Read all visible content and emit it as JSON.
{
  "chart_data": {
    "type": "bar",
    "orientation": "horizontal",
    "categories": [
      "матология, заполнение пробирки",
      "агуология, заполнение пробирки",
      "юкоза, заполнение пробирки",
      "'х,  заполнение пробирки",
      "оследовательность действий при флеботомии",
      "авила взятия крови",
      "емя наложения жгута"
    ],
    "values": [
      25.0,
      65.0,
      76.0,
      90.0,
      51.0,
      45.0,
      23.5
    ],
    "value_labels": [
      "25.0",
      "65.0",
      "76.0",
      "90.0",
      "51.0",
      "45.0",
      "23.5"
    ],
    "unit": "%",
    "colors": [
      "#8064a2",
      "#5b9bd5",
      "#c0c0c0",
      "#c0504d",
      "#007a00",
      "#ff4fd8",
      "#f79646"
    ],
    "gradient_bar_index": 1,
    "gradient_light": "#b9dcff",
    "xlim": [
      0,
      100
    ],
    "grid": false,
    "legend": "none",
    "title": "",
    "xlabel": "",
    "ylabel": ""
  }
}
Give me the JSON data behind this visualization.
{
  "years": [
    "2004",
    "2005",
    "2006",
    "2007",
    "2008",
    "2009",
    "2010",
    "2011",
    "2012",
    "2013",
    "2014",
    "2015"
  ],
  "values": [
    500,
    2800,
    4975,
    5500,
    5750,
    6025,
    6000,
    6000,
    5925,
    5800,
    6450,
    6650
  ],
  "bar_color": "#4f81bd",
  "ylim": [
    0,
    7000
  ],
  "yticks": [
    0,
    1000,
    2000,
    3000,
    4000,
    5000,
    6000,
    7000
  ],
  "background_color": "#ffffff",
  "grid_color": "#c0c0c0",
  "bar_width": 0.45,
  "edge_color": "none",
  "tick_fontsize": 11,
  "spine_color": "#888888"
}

====

— Written exercise —
Examine the listing and say how many of its lines contain the string "пробирки". Give the number alone.

— Solved problem —
4